>> begin Materials provided

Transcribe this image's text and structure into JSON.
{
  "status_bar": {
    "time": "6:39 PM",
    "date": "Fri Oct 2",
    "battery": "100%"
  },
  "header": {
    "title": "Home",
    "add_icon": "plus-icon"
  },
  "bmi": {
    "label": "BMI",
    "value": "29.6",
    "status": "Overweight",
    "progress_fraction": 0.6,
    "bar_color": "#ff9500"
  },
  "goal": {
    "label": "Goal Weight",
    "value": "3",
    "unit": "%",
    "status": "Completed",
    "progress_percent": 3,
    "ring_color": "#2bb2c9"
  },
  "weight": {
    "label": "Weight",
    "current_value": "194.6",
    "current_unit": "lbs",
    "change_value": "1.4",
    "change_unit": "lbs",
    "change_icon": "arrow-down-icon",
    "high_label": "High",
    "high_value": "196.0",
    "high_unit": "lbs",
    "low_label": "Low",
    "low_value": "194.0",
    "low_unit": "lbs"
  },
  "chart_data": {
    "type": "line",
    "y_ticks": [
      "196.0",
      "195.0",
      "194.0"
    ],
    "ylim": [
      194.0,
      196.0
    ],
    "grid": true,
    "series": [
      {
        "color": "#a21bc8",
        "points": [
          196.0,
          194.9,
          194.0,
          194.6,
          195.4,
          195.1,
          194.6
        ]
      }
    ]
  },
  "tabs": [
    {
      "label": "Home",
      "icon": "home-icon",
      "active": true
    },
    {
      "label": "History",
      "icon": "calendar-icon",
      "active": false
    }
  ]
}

>> end Materials provided

Given problem: Extract the complete listing above, reproducing each line exactly.

Final answer:
Transcribe this image's text and structure into JSON.
{
  "status_bar": {
    "time": "6:39 PM",
    "date": "Fri Oct 2",
    "battery": "100%"
  },
  "header": {
    "title": "Home",
    "add_icon": "plus-icon"
  },
  "bmi": {
    "label": "BMI",
    "value": "29.6",
    "status": "Overweight",
    "progress_fraction": 0.6,
    "bar_color": "#ff9500"
  },
  "goal": {
    "label": "Goal Weight",
    "value": "3",
    "unit": "%",
    "status": "Completed",
    "progress_percent": 3,
    "ring_color": "#2bb2c9"
  },
  "weight": {
    "label": "Weight",
    "current_value": "194.6",
    "current_unit": "lbs",
    "change_value": "1.4",
    "change_unit": "lbs",
    "change_icon": "arrow-down-icon",
    "high_label": "High",
    "high_value": "196.0",
    "high_unit": "lbs",
    "low_label": "Low",
    "low_value": "194.0",
    "low_unit": "lbs"
  },
  "chart_data": {
    "type": "line",
    "y_ticks": [
      "196.0",
      "195.0",
      "194.0"
    ],
    "ylim": [
      194.0,
      196.0
    ],
    "grid": true,
    "series": [
      {
        "color": "#a21bc8",
        "points": [
          196.0,
          194.9,
          194.0,
          194.6,
          195.4,
          195.1,
          194.6
        ]
      }
    ]
  },
  "tabs": [
    {
      "label": "Home",
      "icon": "home-icon",
      "active": true
    },
    {
      "label": "History",
      "icon": "calendar-icon",
      "active": false
    }
  ]
}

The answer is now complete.